### Data provided

━━━━━━━━━━━━━━━━

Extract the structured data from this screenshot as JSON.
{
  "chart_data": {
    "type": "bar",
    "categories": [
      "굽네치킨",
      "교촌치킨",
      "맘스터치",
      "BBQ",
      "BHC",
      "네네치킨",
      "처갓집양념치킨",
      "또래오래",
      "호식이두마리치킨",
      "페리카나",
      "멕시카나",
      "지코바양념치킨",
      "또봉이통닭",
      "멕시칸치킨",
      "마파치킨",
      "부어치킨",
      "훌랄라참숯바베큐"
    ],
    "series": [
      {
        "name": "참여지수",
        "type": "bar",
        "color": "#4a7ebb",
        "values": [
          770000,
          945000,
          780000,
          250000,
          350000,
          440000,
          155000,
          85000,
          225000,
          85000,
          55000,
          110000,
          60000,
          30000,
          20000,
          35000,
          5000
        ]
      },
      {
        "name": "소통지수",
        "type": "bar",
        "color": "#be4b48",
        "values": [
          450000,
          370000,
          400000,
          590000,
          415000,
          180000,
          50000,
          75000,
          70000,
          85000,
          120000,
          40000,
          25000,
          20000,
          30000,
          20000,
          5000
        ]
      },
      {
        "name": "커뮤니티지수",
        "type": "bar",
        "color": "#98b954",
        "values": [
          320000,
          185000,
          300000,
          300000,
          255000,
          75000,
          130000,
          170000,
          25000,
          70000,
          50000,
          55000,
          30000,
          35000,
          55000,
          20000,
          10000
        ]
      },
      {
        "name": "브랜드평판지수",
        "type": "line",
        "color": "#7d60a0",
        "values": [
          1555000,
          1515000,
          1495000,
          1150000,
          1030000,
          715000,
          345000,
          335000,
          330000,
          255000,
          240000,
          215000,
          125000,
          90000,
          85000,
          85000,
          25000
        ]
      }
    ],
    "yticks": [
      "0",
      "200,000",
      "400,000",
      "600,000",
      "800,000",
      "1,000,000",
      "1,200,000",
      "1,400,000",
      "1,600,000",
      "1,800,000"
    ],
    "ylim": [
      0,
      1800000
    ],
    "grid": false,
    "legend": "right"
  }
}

━━━━━━━━━━━━━━━━

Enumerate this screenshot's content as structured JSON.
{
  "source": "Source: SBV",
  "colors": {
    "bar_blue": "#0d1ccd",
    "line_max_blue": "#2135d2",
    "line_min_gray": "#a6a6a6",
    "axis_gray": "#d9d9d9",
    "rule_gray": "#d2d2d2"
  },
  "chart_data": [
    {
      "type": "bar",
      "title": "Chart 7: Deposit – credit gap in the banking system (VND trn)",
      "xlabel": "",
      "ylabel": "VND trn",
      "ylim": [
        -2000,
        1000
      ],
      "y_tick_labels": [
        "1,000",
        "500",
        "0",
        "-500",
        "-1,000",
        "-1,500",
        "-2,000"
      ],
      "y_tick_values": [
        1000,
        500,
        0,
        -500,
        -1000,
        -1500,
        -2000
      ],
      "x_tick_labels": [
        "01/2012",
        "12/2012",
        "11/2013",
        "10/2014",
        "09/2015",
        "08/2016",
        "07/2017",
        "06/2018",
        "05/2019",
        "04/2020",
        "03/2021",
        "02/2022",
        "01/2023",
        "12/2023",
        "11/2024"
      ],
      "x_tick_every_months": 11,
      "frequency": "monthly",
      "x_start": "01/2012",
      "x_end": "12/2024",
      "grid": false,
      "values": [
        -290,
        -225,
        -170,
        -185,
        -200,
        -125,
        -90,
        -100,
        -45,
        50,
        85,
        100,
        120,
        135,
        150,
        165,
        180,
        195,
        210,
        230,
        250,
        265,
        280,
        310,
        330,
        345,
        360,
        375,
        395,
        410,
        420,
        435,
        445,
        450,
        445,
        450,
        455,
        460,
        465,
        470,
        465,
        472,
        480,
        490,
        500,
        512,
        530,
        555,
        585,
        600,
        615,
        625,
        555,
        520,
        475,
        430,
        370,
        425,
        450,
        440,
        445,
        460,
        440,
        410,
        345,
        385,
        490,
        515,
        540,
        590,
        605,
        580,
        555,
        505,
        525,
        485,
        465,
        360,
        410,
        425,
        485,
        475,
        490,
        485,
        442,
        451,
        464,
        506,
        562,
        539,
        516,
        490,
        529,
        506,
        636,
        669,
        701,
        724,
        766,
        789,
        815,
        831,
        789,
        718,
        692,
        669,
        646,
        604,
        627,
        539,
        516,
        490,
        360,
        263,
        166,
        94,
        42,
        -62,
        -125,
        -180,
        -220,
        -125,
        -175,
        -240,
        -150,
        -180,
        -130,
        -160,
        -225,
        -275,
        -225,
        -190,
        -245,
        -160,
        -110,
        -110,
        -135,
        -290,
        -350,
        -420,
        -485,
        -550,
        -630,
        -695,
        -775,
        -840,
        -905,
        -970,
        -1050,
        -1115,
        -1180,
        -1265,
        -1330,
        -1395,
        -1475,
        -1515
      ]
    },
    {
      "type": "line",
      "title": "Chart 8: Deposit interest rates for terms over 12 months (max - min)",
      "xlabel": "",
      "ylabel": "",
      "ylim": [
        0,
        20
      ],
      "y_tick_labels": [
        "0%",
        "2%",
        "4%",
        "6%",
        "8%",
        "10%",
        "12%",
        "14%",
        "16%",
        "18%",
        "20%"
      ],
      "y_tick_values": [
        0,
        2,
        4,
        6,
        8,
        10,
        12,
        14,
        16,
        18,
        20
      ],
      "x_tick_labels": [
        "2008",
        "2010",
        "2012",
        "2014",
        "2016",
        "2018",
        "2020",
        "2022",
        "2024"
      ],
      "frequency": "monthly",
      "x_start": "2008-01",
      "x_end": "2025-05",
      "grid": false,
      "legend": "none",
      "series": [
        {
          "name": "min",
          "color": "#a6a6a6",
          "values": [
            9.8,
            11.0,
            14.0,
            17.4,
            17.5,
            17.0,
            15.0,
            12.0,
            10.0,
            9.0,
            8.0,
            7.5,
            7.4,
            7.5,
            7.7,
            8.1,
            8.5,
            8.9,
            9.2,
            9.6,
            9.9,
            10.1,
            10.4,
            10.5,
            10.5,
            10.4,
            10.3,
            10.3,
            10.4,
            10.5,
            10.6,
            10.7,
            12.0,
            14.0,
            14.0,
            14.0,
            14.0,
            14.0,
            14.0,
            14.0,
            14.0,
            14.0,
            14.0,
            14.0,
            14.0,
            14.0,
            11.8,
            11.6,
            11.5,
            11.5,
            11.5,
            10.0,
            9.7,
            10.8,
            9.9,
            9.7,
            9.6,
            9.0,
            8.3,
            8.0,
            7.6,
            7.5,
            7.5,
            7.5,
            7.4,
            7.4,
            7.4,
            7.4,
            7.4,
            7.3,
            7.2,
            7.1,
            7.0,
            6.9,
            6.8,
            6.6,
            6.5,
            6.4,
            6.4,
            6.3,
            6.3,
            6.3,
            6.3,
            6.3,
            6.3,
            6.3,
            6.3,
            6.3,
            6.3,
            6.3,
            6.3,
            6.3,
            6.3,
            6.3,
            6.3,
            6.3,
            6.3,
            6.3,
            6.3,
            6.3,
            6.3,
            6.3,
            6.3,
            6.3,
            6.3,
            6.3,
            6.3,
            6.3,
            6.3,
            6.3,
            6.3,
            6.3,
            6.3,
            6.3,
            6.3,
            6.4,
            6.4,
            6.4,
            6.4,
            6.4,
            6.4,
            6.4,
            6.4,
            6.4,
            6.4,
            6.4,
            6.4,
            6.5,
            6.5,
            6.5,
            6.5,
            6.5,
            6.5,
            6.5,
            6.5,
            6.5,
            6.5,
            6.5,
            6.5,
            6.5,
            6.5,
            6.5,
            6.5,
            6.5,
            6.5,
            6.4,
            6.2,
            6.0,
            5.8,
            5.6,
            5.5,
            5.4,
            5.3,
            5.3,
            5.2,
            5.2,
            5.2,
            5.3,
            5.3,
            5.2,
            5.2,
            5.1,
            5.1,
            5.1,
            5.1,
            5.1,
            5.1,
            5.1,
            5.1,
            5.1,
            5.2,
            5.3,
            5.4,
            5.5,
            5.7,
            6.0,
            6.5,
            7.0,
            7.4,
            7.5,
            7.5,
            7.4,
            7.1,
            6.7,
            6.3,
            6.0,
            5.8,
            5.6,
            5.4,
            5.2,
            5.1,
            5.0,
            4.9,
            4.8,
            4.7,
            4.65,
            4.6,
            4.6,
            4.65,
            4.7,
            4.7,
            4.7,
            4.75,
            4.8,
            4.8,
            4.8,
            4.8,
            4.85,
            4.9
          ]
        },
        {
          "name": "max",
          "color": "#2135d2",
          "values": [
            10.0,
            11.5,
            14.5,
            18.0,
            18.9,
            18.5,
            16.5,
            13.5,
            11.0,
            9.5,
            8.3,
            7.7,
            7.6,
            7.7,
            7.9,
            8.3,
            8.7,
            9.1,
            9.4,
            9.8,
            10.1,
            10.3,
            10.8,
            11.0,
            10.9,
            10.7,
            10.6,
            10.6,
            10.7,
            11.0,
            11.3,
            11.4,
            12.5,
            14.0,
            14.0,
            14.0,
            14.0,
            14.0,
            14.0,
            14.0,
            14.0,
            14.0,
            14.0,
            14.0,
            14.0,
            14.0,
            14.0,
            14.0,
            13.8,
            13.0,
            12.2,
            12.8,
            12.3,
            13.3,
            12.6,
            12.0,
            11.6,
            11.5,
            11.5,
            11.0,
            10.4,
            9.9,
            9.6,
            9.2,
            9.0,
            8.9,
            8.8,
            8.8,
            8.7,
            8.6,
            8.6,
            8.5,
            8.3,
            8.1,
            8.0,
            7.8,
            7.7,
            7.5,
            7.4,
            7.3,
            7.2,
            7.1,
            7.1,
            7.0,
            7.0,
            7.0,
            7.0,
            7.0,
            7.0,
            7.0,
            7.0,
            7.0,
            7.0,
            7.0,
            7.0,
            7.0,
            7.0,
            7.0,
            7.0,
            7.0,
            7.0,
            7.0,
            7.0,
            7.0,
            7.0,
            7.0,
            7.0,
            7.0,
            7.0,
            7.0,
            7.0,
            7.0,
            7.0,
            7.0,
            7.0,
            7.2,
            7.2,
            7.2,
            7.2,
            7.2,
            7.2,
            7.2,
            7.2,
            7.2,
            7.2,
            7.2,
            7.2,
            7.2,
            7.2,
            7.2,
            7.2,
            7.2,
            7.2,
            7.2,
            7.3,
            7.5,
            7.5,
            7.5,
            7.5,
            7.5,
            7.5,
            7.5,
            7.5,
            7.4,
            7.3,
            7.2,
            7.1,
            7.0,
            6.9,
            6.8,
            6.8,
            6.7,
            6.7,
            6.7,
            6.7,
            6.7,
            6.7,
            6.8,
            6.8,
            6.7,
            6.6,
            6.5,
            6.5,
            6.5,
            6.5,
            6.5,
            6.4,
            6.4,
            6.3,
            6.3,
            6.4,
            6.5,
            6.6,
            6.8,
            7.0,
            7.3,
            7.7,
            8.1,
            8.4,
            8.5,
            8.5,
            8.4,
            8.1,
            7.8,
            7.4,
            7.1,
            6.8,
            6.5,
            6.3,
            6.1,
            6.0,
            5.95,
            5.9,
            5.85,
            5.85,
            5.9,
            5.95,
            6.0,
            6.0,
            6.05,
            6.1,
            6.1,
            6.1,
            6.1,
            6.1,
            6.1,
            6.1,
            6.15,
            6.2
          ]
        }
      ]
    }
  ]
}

━━━━━━━━━━━━━━━━

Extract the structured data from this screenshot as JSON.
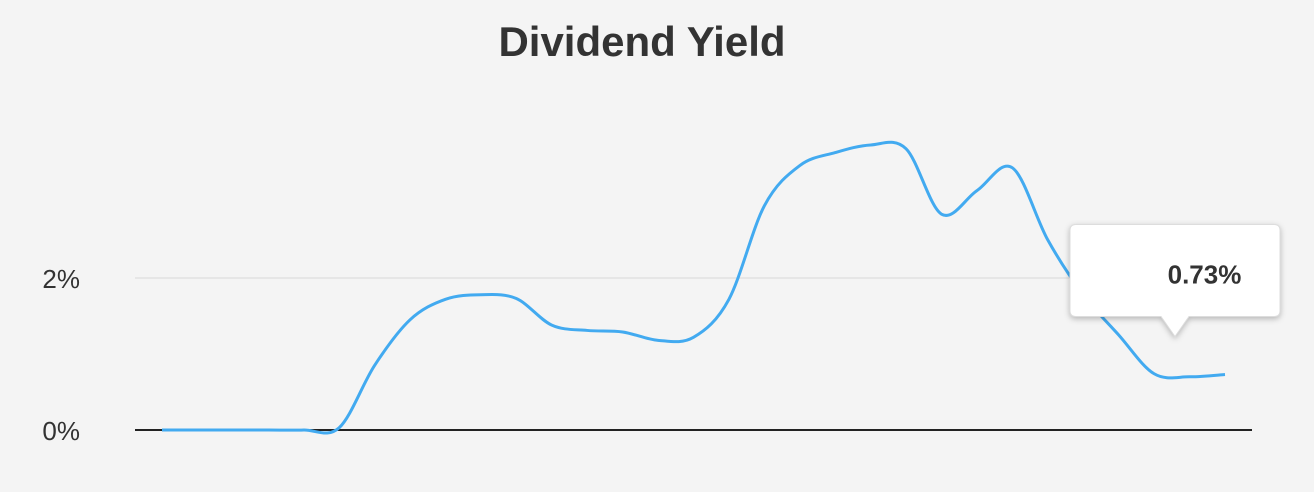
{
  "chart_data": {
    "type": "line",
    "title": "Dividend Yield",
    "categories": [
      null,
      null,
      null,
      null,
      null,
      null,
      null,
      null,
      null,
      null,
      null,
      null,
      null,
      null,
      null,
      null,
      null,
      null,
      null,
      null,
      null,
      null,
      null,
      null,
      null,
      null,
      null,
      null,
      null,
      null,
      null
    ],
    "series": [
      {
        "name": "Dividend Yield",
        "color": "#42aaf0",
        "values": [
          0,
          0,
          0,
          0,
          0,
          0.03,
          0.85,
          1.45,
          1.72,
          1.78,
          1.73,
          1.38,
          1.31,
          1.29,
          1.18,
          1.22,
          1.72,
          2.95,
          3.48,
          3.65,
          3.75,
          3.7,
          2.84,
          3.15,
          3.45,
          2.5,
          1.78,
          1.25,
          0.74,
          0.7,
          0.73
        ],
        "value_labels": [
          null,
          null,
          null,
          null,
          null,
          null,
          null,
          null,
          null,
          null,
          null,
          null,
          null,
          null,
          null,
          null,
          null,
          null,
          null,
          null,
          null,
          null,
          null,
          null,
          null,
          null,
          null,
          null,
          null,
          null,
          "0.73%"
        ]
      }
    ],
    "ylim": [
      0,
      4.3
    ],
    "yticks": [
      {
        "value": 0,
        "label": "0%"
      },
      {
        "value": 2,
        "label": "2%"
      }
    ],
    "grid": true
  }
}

━━━━━━━━━━━━━━━━

### Given request
Working from the listing above, pick out every line that has "title" and copy it.

### Task response
      "title": "Chart 7: Deposit – credit gap in the banking system (VND trn)",
      "title": "Chart 8: Deposit interest rates for terms over 12 months (max - min)",
    "title": "Dividend Yield",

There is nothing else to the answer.